- Job: Any picture among the records should be left out, please; retype the rest exactly.

- Material provided:
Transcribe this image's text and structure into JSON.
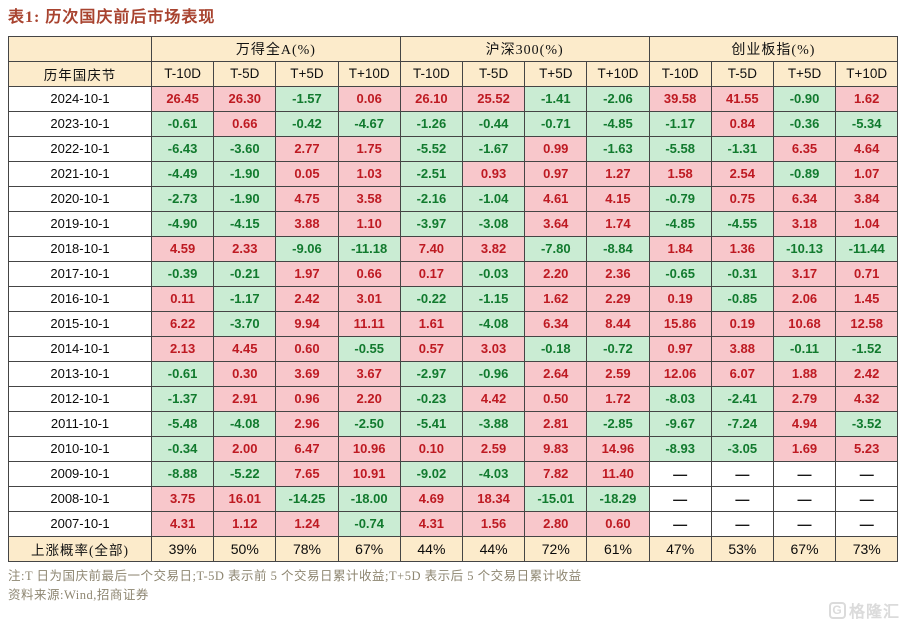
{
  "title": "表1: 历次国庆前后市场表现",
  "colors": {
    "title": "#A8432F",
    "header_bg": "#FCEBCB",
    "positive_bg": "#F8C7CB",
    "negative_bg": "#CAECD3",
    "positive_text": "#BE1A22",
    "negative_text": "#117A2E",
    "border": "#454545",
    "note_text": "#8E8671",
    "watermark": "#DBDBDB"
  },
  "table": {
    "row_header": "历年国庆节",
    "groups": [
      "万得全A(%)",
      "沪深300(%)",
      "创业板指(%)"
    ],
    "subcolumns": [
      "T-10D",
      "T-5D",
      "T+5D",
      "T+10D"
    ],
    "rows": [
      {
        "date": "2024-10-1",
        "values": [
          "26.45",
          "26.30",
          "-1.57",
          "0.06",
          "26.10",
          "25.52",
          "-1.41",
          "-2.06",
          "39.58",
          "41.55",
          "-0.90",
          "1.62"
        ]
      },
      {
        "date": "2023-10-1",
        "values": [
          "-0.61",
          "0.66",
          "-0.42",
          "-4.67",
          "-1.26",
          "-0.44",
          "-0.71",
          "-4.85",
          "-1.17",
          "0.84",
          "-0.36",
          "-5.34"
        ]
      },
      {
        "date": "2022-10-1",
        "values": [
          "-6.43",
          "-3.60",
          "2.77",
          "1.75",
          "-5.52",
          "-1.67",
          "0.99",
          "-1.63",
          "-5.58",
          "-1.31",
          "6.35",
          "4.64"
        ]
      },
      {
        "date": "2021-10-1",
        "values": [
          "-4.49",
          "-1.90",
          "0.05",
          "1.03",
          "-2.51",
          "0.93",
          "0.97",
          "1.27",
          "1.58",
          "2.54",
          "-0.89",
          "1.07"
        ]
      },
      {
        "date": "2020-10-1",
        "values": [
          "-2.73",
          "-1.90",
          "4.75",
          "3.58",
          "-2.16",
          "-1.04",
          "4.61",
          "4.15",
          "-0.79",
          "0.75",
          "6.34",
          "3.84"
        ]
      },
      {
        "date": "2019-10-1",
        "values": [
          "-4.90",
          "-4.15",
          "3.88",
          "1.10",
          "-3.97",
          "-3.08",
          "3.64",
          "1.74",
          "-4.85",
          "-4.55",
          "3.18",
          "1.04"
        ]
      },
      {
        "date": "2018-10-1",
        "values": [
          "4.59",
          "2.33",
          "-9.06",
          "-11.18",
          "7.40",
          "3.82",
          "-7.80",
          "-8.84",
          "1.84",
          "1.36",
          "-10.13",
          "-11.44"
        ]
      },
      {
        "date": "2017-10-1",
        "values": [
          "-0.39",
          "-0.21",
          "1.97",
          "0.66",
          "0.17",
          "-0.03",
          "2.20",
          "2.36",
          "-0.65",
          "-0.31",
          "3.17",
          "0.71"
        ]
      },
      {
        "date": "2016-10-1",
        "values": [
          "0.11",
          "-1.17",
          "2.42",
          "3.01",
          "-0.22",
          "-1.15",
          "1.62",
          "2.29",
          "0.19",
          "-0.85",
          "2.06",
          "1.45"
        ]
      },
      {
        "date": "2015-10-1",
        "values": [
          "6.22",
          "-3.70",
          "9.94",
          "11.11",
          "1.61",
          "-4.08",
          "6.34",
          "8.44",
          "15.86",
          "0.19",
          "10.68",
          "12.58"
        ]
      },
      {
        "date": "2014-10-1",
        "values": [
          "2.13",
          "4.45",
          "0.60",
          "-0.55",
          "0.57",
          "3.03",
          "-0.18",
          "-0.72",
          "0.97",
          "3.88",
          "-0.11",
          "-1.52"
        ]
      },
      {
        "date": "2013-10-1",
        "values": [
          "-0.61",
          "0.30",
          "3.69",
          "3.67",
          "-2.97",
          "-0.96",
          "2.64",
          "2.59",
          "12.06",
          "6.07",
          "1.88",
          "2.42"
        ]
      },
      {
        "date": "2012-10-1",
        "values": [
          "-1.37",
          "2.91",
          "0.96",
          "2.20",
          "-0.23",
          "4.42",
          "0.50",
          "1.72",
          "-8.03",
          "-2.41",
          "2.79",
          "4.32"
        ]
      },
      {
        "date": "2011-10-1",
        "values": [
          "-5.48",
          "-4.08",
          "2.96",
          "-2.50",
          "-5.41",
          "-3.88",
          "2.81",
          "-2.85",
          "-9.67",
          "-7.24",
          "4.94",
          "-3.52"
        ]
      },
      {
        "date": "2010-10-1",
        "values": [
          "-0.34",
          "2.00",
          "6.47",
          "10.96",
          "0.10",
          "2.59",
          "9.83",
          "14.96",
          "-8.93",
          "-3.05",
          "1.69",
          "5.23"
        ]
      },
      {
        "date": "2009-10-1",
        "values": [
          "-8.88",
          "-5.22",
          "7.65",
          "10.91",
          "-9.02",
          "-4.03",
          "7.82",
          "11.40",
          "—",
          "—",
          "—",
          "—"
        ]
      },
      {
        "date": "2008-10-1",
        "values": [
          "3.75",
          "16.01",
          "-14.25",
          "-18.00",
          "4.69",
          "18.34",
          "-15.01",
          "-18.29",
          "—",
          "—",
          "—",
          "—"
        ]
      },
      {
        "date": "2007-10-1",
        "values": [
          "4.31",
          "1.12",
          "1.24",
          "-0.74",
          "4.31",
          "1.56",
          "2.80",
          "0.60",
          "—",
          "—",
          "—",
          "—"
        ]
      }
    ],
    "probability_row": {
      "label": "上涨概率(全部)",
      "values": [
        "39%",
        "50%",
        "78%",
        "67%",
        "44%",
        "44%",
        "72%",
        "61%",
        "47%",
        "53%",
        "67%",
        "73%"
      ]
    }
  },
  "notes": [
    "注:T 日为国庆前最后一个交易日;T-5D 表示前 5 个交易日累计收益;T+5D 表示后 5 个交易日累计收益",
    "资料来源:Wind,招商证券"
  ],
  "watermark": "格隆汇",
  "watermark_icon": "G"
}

- Complete output:
Transcribe this image's text and structure into JSON.
{
  "title": "表1: 历次国庆前后市场表现",
  "colors": {
    "title": "#A8432F",
    "header_bg": "#FCEBCB",
    "positive_bg": "#F8C7CB",
    "negative_bg": "#CAECD3",
    "positive_text": "#BE1A22",
    "negative_text": "#117A2E",
    "border": "#454545",
    "note_text": "#8E8671",
    "watermark": "#DBDBDB"
  },
  "table": {
    "row_header": "历年国庆节",
    "groups": [
      "万得全A(%)",
      "沪深300(%)",
      "创业板指(%)"
    ],
    "subcolumns": [
      "T-10D",
      "T-5D",
      "T+5D",
      "T+10D"
    ],
    "rows": [
      {
        "date": "2024-10-1",
        "values": [
          "26.45",
          "26.30",
          "-1.57",
          "0.06",
          "26.10",
          "25.52",
          "-1.41",
          "-2.06",
          "39.58",
          "41.55",
          "-0.90",
          "1.62"
        ]
      },
      {
        "date": "2023-10-1",
        "values": [
          "-0.61",
          "0.66",
          "-0.42",
          "-4.67",
          "-1.26",
          "-0.44",
          "-0.71",
          "-4.85",
          "-1.17",
          "0.84",
          "-0.36",
          "-5.34"
        ]
      },
      {
        "date": "2022-10-1",
        "values": [
          "-6.43",
          "-3.60",
          "2.77",
          "1.75",
          "-5.52",
          "-1.67",
          "0.99",
          "-1.63",
          "-5.58",
          "-1.31",
          "6.35",
          "4.64"
        ]
      },
      {
        "date": "2021-10-1",
        "values": [
          "-4.49",
          "-1.90",
          "0.05",
          "1.03",
          "-2.51",
          "0.93",
          "0.97",
          "1.27",
          "1.58",
          "2.54",
          "-0.89",
          "1.07"
        ]
      },
      {
        "date": "2020-10-1",
        "values": [
          "-2.73",
          "-1.90",
          "4.75",
          "3.58",
          "-2.16",
          "-1.04",
          "4.61",
          "4.15",
          "-0.79",
          "0.75",
          "6.34",
          "3.84"
        ]
      },
      {
        "date": "2019-10-1",
        "values": [
          "-4.90",
          "-4.15",
          "3.88",
          "1.10",
          "-3.97",
          "-3.08",
          "3.64",
          "1.74",
          "-4.85",
          "-4.55",
          "3.18",
          "1.04"
        ]
      },
      {
        "date": "2018-10-1",
        "values": [
          "4.59",
          "2.33",
          "-9.06",
          "-11.18",
          "7.40",
          "3.82",
          "-7.80",
          "-8.84",
          "1.84",
          "1.36",
          "-10.13",
          "-11.44"
        ]
      },
      {
        "date": "2017-10-1",
        "values": [
          "-0.39",
          "-0.21",
          "1.97",
          "0.66",
          "0.17",
          "-0.03",
          "2.20",
          "2.36",
          "-0.65",
          "-0.31",
          "3.17",
          "0.71"
        ]
      },
      {
        "date": "2016-10-1",
        "values": [
          "0.11",
          "-1.17",
          "2.42",
          "3.01",
          "-0.22",
          "-1.15",
          "1.62",
          "2.29",
          "0.19",
          "-0.85",
          "2.06",
          "1.45"
        ]
      },
      {
        "date": "2015-10-1",
        "values": [
          "6.22",
          "-3.70",
          "9.94",
          "11.11",
          "1.61",
          "-4.08",
          "6.34",
          "8.44",
          "15.86",
          "0.19",
          "10.68",
          "12.58"
        ]
      },
      {
        "date": "2014-10-1",
        "values": [
          "2.13",
          "4.45",
          "0.60",
          "-0.55",
          "0.57",
          "3.03",
          "-0.18",
          "-0.72",
          "0.97",
          "3.88",
          "-0.11",
          "-1.52"
        ]
      },
      {
        "date": "2013-10-1",
        "values": [
          "-0.61",
          "0.30",
          "3.69",
          "3.67",
          "-2.97",
          "-0.96",
          "2.64",
          "2.59",
          "12.06",
          "6.07",
          "1.88",
          "2.42"
        ]
      },
      {
        "date": "2012-10-1",
        "values": [
          "-1.37",
          "2.91",
          "0.96",
          "2.20",
          "-0.23",
          "4.42",
          "0.50",
          "1.72",
          "-8.03",
          "-2.41",
          "2.79",
          "4.32"
        ]
      },
      {
        "date": "2011-10-1",
        "values": [
          "-5.48",
          "-4.08",
          "2.96",
          "-2.50",
          "-5.41",
          "-3.88",
          "2.81",
          "-2.85",
          "-9.67",
          "-7.24",
          "4.94",
          "-3.52"
        ]
      },
      {
        "date": "2010-10-1",
        "values": [
          "-0.34",
          "2.00",
          "6.47",
          "10.96",
          "0.10",
          "2.59",
          "9.83",
          "14.96",
          "-8.93",
          "-3.05",
          "1.69",
          "5.23"
        ]
      },
      {
        "date": "2009-10-1",
        "values": [
          "-8.88",
          "-5.22",
          "7.65",
          "10.91",
          "-9.02",
          "-4.03",
          "7.82",
          "11.40",
          "—",
          "—",
          "—",
          "—"
        ]
      },
      {
        "date": "2008-10-1",
        "values": [
          "3.75",
          "16.01",
          "-14.25",
          "-18.00",
          "4.69",
          "18.34",
          "-15.01",
          "-18.29",
          "—",
          "—",
          "—",
          "—"
        ]
      },
      {
        "date": "2007-10-1",
        "values": [
          "4.31",
          "1.12",
          "1.24",
          "-0.74",
          "4.31",
          "1.56",
          "2.80",
          "0.60",
          "—",
          "—",
          "—",
          "—"
        ]
      }
    ],
    "probability_row": {
      "label": "上涨概率(全部)",
      "values": [
        "39%",
        "50%",
        "78%",
        "67%",
        "44%",
        "44%",
        "72%",
        "61%",
        "47%",
        "53%",
        "67%",
        "73%"
      ]
    }
  },
  "notes": [
    "注:T 日为国庆前最后一个交易日;T-5D 表示前 5 个交易日累计收益;T+5D 表示后 5 个交易日累计收益",
    "资料来源:Wind,招商证券"
  ],
  "watermark": "格隆汇",
  "watermark_icon": "G"
}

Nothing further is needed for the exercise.